> Written task: Answer with a single number: the count of lines that include the string "into".

[begin Given information]

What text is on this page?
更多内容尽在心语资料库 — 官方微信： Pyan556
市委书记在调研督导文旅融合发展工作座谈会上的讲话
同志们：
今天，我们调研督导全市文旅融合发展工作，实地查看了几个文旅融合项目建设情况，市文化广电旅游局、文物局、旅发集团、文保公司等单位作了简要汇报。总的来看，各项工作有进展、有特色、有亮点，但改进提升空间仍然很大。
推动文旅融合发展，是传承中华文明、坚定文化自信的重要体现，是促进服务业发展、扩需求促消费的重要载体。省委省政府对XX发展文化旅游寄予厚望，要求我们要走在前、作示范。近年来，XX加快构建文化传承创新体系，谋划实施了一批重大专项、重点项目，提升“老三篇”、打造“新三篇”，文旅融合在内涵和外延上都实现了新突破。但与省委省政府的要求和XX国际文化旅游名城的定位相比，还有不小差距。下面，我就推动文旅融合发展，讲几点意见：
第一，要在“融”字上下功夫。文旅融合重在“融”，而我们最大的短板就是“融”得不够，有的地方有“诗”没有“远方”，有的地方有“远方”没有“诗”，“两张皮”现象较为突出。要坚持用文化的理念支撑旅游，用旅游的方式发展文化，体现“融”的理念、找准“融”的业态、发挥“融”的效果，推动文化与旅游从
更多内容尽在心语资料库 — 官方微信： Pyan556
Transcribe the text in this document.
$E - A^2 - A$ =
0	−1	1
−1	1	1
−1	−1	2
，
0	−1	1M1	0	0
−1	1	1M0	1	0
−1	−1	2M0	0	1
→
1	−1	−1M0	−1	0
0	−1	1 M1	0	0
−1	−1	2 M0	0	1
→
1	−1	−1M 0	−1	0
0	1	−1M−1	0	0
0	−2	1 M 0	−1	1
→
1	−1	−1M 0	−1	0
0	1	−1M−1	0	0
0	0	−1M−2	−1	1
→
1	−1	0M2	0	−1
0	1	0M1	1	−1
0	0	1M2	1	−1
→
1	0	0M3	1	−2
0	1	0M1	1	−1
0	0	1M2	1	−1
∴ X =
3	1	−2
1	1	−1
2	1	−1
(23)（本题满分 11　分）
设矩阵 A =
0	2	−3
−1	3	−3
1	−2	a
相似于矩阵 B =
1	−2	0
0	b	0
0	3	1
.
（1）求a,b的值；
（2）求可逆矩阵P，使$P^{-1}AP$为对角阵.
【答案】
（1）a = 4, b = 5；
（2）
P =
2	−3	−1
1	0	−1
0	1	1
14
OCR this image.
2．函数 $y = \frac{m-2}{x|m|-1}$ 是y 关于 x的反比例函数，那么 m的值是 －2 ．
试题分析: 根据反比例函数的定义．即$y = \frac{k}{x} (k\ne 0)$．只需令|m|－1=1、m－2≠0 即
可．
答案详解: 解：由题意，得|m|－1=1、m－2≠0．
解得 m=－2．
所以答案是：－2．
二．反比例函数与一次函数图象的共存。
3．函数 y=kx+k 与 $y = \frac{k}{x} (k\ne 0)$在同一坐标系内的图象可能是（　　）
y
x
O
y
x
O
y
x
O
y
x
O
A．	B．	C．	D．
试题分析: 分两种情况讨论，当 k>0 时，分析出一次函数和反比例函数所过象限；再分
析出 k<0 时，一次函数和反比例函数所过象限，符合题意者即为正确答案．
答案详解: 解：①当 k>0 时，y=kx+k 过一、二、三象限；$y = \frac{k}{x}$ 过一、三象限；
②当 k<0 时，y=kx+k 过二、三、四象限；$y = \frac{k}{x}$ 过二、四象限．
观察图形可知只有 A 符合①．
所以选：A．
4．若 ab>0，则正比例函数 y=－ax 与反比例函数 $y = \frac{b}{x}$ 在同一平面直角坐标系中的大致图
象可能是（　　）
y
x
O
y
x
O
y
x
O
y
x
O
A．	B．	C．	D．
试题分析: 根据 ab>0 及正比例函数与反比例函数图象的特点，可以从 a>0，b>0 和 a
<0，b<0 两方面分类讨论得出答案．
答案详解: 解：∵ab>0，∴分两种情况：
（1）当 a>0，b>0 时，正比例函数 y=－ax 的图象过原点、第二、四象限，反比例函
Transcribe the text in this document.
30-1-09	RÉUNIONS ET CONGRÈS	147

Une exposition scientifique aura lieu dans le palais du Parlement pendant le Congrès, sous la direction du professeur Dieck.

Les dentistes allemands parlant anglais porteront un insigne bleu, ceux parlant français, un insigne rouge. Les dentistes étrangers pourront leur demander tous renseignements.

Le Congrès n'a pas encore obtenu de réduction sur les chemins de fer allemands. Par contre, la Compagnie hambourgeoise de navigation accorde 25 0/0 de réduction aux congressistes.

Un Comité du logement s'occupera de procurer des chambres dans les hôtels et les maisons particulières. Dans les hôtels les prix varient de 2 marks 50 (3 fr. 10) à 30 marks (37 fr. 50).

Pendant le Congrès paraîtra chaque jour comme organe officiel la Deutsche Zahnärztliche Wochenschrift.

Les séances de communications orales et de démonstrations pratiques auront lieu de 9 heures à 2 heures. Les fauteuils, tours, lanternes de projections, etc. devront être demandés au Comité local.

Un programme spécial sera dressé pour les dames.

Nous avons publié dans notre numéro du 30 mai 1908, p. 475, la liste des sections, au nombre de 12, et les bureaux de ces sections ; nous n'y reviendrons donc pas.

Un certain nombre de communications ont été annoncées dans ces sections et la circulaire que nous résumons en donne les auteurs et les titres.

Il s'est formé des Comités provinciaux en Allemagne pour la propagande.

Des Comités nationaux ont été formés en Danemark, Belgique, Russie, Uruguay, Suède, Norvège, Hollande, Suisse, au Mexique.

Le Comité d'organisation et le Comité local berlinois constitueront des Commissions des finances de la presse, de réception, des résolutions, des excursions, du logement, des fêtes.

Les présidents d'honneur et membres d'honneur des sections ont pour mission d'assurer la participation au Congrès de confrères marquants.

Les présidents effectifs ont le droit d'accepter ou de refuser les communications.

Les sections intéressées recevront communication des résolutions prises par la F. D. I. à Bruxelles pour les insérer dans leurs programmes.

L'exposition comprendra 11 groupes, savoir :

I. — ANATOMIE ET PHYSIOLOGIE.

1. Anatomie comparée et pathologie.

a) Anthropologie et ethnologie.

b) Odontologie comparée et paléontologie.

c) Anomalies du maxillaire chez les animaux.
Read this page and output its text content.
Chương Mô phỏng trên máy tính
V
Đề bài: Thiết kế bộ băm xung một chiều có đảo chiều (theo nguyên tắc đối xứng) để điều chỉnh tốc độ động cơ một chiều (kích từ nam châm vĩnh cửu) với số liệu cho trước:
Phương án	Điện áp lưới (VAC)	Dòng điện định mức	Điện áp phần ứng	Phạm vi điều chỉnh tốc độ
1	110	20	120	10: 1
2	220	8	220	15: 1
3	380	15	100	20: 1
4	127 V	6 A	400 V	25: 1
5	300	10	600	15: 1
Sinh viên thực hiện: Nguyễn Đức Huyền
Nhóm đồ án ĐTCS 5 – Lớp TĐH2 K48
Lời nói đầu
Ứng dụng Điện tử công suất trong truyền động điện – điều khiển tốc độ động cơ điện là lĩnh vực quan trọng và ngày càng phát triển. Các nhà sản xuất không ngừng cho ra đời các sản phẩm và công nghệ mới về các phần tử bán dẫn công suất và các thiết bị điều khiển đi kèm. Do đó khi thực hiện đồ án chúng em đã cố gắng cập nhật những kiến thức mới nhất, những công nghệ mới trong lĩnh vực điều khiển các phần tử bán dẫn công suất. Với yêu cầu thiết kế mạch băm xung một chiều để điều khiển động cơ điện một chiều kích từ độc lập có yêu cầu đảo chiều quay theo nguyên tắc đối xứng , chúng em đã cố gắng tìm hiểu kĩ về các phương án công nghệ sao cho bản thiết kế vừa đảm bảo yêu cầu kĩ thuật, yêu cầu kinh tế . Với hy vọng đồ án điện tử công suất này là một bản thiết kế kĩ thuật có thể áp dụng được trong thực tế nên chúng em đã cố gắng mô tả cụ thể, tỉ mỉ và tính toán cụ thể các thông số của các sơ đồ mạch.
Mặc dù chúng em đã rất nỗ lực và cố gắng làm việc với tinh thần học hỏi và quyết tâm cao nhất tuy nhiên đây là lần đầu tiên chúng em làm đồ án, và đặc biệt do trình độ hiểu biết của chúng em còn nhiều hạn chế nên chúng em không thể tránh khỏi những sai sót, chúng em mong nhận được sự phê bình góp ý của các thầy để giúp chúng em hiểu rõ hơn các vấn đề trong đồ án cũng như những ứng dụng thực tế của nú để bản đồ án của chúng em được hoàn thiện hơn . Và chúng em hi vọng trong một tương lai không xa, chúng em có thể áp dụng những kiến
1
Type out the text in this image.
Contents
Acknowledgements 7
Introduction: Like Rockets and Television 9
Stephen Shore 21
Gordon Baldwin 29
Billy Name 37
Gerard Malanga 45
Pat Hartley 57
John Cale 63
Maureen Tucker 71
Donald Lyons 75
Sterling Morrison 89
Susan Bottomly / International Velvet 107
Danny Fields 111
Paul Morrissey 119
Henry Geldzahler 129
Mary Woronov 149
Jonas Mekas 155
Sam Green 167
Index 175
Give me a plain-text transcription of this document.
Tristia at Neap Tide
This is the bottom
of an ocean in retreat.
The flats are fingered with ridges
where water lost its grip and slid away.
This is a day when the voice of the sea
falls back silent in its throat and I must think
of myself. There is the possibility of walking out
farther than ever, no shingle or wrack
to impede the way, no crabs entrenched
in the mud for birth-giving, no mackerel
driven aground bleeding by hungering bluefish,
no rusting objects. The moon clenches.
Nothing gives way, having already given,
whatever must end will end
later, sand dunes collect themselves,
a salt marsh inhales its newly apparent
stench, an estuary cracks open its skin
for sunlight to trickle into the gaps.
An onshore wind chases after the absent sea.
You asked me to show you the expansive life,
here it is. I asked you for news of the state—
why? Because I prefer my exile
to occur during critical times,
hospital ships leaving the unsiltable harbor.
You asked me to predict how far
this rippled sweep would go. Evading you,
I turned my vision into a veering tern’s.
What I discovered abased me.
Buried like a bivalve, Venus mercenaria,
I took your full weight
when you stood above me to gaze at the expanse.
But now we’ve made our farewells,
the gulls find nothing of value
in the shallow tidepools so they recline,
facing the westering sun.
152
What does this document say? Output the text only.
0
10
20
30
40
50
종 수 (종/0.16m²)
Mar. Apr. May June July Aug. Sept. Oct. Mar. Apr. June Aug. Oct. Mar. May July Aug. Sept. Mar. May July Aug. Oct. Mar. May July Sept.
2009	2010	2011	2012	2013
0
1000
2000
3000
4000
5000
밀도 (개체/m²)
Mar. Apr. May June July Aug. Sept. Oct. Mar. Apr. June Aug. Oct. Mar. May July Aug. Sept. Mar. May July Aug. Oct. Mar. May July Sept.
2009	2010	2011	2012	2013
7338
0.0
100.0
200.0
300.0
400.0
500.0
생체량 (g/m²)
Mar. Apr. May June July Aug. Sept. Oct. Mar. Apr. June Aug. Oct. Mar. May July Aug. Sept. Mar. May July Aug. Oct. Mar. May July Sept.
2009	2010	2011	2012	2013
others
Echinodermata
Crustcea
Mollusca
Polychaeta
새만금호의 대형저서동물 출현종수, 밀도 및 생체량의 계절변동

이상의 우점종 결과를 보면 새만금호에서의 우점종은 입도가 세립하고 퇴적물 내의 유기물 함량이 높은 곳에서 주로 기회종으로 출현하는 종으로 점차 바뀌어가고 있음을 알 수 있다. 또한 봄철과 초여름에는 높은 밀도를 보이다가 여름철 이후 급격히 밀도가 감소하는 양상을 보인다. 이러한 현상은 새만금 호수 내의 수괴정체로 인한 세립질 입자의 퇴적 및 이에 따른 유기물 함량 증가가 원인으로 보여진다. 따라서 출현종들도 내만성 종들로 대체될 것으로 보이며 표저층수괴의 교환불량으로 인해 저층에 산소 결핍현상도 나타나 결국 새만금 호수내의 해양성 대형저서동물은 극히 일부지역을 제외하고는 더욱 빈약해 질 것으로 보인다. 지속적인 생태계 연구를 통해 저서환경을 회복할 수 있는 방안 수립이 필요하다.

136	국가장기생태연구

[end Given information]

> Correct answer: 2